TASK INSTRUCTIONS
Take the records underneath and set them down exactly.

Entries taken from a collection
## Start

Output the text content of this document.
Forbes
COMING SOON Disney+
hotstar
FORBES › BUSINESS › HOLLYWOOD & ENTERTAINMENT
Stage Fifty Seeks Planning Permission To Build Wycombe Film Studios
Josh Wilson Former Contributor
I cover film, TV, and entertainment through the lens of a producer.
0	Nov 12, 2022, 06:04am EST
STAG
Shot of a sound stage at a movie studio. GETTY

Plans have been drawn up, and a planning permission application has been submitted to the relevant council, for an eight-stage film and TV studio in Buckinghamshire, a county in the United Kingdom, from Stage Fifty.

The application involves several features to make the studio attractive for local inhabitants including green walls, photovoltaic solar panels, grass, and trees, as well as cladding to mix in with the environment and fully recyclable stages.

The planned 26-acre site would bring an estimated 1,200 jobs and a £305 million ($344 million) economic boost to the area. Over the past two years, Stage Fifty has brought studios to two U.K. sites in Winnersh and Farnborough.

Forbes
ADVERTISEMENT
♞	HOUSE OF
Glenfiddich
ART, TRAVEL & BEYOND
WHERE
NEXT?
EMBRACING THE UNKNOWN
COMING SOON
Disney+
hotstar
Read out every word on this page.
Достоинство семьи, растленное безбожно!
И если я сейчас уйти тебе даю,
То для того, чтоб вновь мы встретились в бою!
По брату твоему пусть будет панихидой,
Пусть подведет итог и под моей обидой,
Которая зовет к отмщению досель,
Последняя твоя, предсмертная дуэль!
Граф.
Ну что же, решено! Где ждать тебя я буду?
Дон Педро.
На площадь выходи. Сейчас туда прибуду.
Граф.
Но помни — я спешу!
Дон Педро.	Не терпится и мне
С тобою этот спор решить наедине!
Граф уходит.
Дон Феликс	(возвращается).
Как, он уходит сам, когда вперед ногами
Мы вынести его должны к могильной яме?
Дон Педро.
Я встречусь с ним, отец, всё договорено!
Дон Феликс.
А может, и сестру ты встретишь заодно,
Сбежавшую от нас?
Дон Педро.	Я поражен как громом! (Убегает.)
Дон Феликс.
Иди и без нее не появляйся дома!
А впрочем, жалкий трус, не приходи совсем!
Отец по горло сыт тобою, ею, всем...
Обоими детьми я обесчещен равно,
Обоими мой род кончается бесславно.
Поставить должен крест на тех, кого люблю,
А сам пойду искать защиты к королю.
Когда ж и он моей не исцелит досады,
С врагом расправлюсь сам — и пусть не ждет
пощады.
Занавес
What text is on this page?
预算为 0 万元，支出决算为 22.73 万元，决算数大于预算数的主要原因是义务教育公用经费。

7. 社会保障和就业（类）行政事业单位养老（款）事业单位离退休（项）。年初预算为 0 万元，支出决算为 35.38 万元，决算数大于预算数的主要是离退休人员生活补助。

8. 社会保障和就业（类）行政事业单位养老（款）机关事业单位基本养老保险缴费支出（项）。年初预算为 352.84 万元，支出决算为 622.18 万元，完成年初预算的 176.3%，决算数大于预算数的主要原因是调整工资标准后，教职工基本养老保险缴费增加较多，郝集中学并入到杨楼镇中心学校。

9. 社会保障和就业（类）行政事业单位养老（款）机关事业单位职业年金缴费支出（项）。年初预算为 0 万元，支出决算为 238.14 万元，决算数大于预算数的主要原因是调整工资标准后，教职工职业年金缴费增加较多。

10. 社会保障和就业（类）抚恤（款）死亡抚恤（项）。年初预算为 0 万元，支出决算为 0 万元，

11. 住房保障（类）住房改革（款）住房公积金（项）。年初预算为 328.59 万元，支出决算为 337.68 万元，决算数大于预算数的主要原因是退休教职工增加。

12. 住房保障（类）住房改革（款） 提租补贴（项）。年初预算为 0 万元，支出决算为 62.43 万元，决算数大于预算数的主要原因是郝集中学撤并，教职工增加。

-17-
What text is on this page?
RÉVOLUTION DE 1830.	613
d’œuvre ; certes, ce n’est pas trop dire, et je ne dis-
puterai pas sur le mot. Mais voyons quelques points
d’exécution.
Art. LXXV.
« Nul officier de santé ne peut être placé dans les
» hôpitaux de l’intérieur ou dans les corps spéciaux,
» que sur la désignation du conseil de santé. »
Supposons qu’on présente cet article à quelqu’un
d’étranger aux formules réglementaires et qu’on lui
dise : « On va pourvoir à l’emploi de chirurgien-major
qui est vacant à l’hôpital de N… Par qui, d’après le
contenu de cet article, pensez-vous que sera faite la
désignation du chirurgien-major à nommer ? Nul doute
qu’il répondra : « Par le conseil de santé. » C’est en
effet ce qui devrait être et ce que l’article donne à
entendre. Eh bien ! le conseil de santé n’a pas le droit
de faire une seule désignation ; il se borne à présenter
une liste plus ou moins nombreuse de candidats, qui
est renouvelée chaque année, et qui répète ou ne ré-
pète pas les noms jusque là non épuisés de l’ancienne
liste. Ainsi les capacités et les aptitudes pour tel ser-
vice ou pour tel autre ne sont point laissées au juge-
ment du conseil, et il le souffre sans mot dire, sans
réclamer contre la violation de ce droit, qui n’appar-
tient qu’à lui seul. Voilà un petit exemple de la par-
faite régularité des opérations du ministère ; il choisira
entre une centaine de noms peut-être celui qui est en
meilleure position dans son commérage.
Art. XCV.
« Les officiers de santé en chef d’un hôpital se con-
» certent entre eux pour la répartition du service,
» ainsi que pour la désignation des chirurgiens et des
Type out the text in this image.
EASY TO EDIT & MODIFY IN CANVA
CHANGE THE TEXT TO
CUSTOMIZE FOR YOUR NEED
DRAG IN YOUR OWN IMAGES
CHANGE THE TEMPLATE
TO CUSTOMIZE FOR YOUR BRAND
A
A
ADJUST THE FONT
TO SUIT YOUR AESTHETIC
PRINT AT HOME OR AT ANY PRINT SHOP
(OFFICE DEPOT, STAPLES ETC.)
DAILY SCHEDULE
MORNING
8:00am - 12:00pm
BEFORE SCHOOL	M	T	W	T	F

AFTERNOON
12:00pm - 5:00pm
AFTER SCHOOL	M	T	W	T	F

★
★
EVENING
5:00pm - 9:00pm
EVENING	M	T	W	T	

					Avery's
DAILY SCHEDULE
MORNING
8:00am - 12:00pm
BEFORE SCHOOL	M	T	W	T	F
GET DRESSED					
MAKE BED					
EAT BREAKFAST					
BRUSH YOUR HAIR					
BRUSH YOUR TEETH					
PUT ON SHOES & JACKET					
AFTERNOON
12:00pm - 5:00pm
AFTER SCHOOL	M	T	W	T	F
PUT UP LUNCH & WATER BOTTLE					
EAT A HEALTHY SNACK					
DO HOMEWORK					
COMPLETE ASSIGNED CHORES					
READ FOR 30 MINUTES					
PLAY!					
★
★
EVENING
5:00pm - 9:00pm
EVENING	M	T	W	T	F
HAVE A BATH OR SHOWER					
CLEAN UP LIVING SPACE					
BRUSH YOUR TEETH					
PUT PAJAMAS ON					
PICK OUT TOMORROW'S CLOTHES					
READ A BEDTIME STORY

## End

SOLVED PROBLEM
Output the text content of this document.
Forbes
COMING SOON Disney+
hotstar
FORBES › BUSINESS › HOLLYWOOD & ENTERTAINMENT
Stage Fifty Seeks Planning Permission To Build Wycombe Film Studios
Josh Wilson Former Contributor
I cover film, TV, and entertainment through the lens of a producer.
0	Nov 12, 2022, 06:04am EST
STAG
Shot of a sound stage at a movie studio. GETTY

Plans have been drawn up, and a planning permission application has been submitted to the relevant council, for an eight-stage film and TV studio in Buckinghamshire, a county in the United Kingdom, from Stage Fifty.

The application involves several features to make the studio attractive for local inhabitants including green walls, photovoltaic solar panels, grass, and trees, as well as cladding to mix in with the environment and fully recyclable stages.

The planned 26-acre site would bring an estimated 1,200 jobs and a £305 million ($344 million) economic boost to the area. Over the past two years, Stage Fifty has brought studios to two U.K. sites in Winnersh and Farnborough.

Forbes
ADVERTISEMENT
♞	HOUSE OF
Glenfiddich
ART, TRAVEL & BEYOND
WHERE
NEXT?
EMBRACING THE UNKNOWN
COMING SOON
Disney+
hotstar
Read out every word on this page.
Достоинство семьи, растленное безбожно!
И если я сейчас уйти тебе даю,
То для того, чтоб вновь мы встретились в бою!
По брату твоему пусть будет панихидой,
Пусть подведет итог и под моей обидой,
Которая зовет к отмщению досель,
Последняя твоя, предсмертная дуэль!
Граф.
Ну что же, решено! Где ждать тебя я буду?
Дон Педро.
На площадь выходи. Сейчас туда прибуду.
Граф.
Но помни — я спешу!
Дон Педро.	Не терпится и мне
С тобою этот спор решить наедине!
Граф уходит.
Дон Феликс	(возвращается).
Как, он уходит сам, когда вперед ногами
Мы вынести его должны к могильной яме?
Дон Педро.
Я встречусь с ним, отец, всё договорено!
Дон Феликс.
А может, и сестру ты встретишь заодно,
Сбежавшую от нас?
Дон Педро.	Я поражен как громом! (Убегает.)
Дон Феликс.
Иди и без нее не появляйся дома!
А впрочем, жалкий трус, не приходи совсем!
Отец по горло сыт тобою, ею, всем...
Обоими детьми я обесчещен равно,
Обоими мой род кончается бесславно.
Поставить должен крест на тех, кого люблю,
А сам пойду искать защиты к королю.
Когда ж и он моей не исцелит досады,
С врагом расправлюсь сам — и пусть не ждет
пощады.
Занавес
What text is on this page?
预算为 0 万元，支出决算为 22.73 万元，决算数大于预算数的主要原因是义务教育公用经费。

7. 社会保障和就业（类）行政事业单位养老（款）事业单位离退休（项）。年初预算为 0 万元，支出决算为 35.38 万元，决算数大于预算数的主要是离退休人员生活补助。

8. 社会保障和就业（类）行政事业单位养老（款）机关事业单位基本养老保险缴费支出（项）。年初预算为 352.84 万元，支出决算为 622.18 万元，完成年初预算的 176.3%，决算数大于预算数的主要原因是调整工资标准后，教职工基本养老保险缴费增加较多，郝集中学并入到杨楼镇中心学校。

9. 社会保障和就业（类）行政事业单位养老（款）机关事业单位职业年金缴费支出（项）。年初预算为 0 万元，支出决算为 238.14 万元，决算数大于预算数的主要原因是调整工资标准后，教职工职业年金缴费增加较多。

10. 社会保障和就业（类）抚恤（款）死亡抚恤（项）。年初预算为 0 万元，支出决算为 0 万元，

11. 住房保障（类）住房改革（款）住房公积金（项）。年初预算为 328.59 万元，支出决算为 337.68 万元，决算数大于预算数的主要原因是退休教职工增加。

12. 住房保障（类）住房改革（款） 提租补贴（项）。年初预算为 0 万元，支出决算为 62.43 万元，决算数大于预算数的主要原因是郝集中学撤并，教职工增加。

-17-
What text is on this page?
RÉVOLUTION DE 1830.	613
d’œuvre ; certes, ce n’est pas trop dire, et je ne dis-
puterai pas sur le mot. Mais voyons quelques points
d’exécution.
Art. LXXV.
« Nul officier de santé ne peut être placé dans les
» hôpitaux de l’intérieur ou dans les corps spéciaux,
» que sur la désignation du conseil de santé. »
Supposons qu’on présente cet article à quelqu’un
d’étranger aux formules réglementaires et qu’on lui
dise : « On va pourvoir à l’emploi de chirurgien-major
qui est vacant à l’hôpital de N… Par qui, d’après le
contenu de cet article, pensez-vous que sera faite la
désignation du chirurgien-major à nommer ? Nul doute
qu’il répondra : « Par le conseil de santé. » C’est en
effet ce qui devrait être et ce que l’article donne à
entendre. Eh bien ! le conseil de santé n’a pas le droit
de faire une seule désignation ; il se borne à présenter
une liste plus ou moins nombreuse de candidats, qui
est renouvelée chaque année, et qui répète ou ne ré-
pète pas les noms jusque là non épuisés de l’ancienne
liste. Ainsi les capacités et les aptitudes pour tel ser-
vice ou pour tel autre ne sont point laissées au juge-
ment du conseil, et il le souffre sans mot dire, sans
réclamer contre la violation de ce droit, qui n’appar-
tient qu’à lui seul. Voilà un petit exemple de la par-
faite régularité des opérations du ministère ; il choisira
entre une centaine de noms peut-être celui qui est en
meilleure position dans son commérage.
Art. XCV.
« Les officiers de santé en chef d’un hôpital se con-
» certent entre eux pour la répartition du service,
» ainsi que pour la désignation des chirurgiens et des
Type out the text in this image.
EASY TO EDIT & MODIFY IN CANVA
CHANGE THE TEXT TO
CUSTOMIZE FOR YOUR NEED
DRAG IN YOUR OWN IMAGES
CHANGE THE TEMPLATE
TO CUSTOMIZE FOR YOUR BRAND
A
A
ADJUST THE FONT
TO SUIT YOUR AESTHETIC
PRINT AT HOME OR AT ANY PRINT SHOP
(OFFICE DEPOT, STAPLES ETC.)
DAILY SCHEDULE
MORNING
8:00am - 12:00pm
BEFORE SCHOOL	M	T	W	T	F

AFTERNOON
12:00pm - 5:00pm
AFTER SCHOOL	M	T	W	T	F

★
★
EVENING
5:00pm - 9:00pm
EVENING	M	T	W	T	

					Avery's
DAILY SCHEDULE
MORNING
8:00am - 12:00pm
BEFORE SCHOOL	M	T	W	T	F
GET DRESSED					
MAKE BED					
EAT BREAKFAST					
BRUSH YOUR HAIR					
BRUSH YOUR TEETH					
PUT ON SHOES & JACKET					
AFTERNOON
12:00pm - 5:00pm
AFTER SCHOOL	M	T	W	T	F
PUT UP LUNCH & WATER BOTTLE					
EAT A HEALTHY SNACK					
DO HOMEWORK					
COMPLETE ASSIGNED CHORES					
READ FOR 30 MINUTES					
PLAY!					
★
★
EVENING
5:00pm - 9:00pm
EVENING	M	T	W	T	F
HAVE A BATH OR SHOWER					
CLEAN UP LIVING SPACE					
BRUSH YOUR TEETH					
PUT PAJAMAS ON					
PICK OUT TOMORROW'S CLOTHES					
READ A BEDTIME STORY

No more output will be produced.